== Work to be completed ==
Copy every one of the rows below word for word, without changing or leaving out anything.

== Material shown ==
▬▬▬▬▬▬▬▬▬▬

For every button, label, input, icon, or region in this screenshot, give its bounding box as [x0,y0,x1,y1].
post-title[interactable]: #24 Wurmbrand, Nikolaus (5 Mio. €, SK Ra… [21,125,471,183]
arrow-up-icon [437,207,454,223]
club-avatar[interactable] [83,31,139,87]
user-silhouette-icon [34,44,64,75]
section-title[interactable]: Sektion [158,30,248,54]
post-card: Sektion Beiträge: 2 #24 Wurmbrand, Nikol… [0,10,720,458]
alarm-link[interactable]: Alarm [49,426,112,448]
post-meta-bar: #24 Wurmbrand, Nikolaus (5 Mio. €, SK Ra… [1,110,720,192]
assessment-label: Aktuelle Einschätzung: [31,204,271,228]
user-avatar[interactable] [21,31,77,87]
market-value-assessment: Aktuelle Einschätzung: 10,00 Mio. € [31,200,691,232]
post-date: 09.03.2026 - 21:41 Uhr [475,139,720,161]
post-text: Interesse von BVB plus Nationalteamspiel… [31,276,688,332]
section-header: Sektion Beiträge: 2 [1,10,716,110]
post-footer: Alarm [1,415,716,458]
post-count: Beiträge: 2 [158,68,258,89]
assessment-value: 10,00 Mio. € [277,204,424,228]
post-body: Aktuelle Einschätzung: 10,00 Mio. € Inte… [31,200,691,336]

▬▬▬▬▬▬▬▬▬▬

== Answer ==
For every button, label, input, icon, or region in this screenshot, give its bounding box as [x0,y0,x1,y1].
post-title[interactable]: #24 Wurmbrand, Nikolaus (5 Mio. €, SK Ra… [21,125,471,183]
arrow-up-icon [437,207,454,223]
club-avatar[interactable] [83,31,139,87]
user-silhouette-icon [34,44,64,75]
section-title[interactable]: Sektion [158,30,248,54]
post-card: Sektion Beiträge: 2 #24 Wurmbrand, Nikol… [0,10,720,458]
alarm-link[interactable]: Alarm [49,426,112,448]
post-meta-bar: #24 Wurmbrand, Nikolaus (5 Mio. €, SK Ra… [1,110,720,192]
assessment-label: Aktuelle Einschätzung: [31,204,271,228]
user-avatar[interactable] [21,31,77,87]
market-value-assessment: Aktuelle Einschätzung: 10,00 Mio. € [31,200,691,232]
post-date: 09.03.2026 - 21:41 Uhr [475,139,720,161]
post-text: Interesse von BVB plus Nationalteamspiel… [31,276,688,332]
section-header: Sektion Beiträge: 2 [1,10,716,110]
post-footer: Alarm [1,415,716,458]
post-count: Beiträge: 2 [158,68,258,89]
assessment-value: 10,00 Mio. € [277,204,424,228]
post-body: Aktuelle Einschätzung: 10,00 Mio. € Inte… [31,200,691,336]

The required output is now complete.